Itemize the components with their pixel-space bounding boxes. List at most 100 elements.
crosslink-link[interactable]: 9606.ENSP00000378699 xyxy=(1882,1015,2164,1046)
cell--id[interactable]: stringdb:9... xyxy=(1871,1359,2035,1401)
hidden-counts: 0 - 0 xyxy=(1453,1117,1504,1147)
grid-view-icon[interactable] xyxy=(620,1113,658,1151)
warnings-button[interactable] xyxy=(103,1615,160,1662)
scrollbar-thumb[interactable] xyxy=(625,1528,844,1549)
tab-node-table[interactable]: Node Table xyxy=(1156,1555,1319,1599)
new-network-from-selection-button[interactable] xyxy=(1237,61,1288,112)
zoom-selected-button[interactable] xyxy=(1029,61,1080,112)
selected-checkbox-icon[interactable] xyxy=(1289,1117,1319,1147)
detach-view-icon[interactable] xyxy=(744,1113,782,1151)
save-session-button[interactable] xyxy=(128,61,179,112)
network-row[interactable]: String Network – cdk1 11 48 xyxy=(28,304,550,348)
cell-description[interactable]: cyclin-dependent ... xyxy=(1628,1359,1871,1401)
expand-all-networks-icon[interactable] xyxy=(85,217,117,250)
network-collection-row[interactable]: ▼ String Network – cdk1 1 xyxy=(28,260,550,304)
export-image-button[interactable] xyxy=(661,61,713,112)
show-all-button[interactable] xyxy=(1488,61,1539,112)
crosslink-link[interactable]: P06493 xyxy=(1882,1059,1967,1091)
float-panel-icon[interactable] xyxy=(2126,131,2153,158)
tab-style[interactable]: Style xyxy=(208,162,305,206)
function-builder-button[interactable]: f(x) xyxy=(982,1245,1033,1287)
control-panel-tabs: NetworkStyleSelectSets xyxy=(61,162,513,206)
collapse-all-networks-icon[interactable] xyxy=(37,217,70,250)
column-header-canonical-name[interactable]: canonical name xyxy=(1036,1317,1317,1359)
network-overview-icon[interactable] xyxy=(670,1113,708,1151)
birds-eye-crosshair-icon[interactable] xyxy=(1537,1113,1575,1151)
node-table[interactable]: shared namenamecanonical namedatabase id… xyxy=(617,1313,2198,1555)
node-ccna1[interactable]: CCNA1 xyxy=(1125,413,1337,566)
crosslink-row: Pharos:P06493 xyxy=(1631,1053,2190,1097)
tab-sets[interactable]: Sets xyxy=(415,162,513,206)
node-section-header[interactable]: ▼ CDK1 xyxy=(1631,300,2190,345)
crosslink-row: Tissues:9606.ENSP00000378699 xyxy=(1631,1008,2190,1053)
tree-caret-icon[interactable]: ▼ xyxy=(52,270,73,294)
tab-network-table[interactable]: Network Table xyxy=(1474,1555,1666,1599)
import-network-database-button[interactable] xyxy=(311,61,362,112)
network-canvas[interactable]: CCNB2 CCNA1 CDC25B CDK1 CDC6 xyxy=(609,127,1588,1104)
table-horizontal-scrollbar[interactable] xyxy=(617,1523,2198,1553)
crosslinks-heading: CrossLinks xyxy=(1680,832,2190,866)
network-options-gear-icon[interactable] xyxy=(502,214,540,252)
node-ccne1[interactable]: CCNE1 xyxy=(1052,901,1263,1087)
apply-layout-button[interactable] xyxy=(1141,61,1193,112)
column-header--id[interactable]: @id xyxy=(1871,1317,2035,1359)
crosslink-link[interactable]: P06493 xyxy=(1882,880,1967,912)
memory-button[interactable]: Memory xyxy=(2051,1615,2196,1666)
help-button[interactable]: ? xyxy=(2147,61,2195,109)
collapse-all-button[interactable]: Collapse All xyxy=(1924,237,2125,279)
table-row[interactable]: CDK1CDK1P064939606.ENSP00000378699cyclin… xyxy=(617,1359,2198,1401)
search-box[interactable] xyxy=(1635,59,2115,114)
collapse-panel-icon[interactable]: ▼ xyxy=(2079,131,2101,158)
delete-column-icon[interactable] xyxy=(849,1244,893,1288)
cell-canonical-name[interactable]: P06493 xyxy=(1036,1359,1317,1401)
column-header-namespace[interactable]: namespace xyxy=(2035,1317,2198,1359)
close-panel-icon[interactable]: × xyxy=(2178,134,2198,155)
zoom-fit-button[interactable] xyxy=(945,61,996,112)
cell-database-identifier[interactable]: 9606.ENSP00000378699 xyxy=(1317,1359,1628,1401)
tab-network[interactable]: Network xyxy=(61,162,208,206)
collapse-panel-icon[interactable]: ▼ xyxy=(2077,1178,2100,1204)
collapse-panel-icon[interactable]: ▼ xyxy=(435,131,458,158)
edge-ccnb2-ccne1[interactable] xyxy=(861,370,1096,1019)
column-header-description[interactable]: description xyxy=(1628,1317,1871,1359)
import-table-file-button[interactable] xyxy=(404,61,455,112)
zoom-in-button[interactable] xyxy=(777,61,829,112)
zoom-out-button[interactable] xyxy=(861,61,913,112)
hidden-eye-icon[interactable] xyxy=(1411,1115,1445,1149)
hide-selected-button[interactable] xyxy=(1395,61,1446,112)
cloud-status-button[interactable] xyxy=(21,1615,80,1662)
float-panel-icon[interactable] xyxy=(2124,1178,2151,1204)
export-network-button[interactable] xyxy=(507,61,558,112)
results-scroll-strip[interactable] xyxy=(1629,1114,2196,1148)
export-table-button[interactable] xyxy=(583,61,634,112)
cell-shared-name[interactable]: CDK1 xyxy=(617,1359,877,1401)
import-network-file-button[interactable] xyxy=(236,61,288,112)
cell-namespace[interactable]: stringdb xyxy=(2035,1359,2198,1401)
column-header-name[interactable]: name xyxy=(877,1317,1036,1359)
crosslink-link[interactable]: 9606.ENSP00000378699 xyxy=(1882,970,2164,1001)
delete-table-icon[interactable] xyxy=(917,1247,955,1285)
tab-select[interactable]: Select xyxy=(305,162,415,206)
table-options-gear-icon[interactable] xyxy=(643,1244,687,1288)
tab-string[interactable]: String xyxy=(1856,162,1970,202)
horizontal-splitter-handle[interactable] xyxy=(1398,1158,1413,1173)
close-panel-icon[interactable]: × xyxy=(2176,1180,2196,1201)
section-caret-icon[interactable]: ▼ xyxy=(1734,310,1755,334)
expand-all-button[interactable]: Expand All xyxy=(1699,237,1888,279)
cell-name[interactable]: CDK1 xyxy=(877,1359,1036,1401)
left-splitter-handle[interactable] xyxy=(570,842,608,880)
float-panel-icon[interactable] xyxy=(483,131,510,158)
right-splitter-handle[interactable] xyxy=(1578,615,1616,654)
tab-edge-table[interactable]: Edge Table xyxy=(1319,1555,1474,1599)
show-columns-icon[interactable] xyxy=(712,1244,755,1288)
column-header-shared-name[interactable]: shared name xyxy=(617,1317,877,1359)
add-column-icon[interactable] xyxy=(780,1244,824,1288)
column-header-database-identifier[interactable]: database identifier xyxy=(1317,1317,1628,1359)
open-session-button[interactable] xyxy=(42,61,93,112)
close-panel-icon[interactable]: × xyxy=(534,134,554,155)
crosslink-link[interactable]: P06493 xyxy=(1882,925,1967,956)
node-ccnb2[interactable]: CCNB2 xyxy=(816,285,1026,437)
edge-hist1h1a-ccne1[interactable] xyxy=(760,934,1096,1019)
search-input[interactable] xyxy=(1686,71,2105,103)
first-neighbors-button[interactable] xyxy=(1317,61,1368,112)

Exercise
Rewrite the stretch from the start of the listing through the line containing "tab-node-table[interactable]: Node Table", switching "bounding boxes" to "bounding rectangles" and leaving everything else unchanged.

Solution to this problem
Itemize the components with their pixel-space bounding rectangles. List at most 100 elements.
crosslink-link[interactable]: 9606.ENSP00000378699 xyxy=(1882,1015,2164,1046)
cell--id[interactable]: stringdb:9... xyxy=(1871,1359,2035,1401)
hidden-counts: 0 - 0 xyxy=(1453,1117,1504,1147)
grid-view-icon[interactable] xyxy=(620,1113,658,1151)
warnings-button[interactable] xyxy=(103,1615,160,1662)
scrollbar-thumb[interactable] xyxy=(625,1528,844,1549)
tab-node-table[interactable]: Node Table xyxy=(1156,1555,1319,1599)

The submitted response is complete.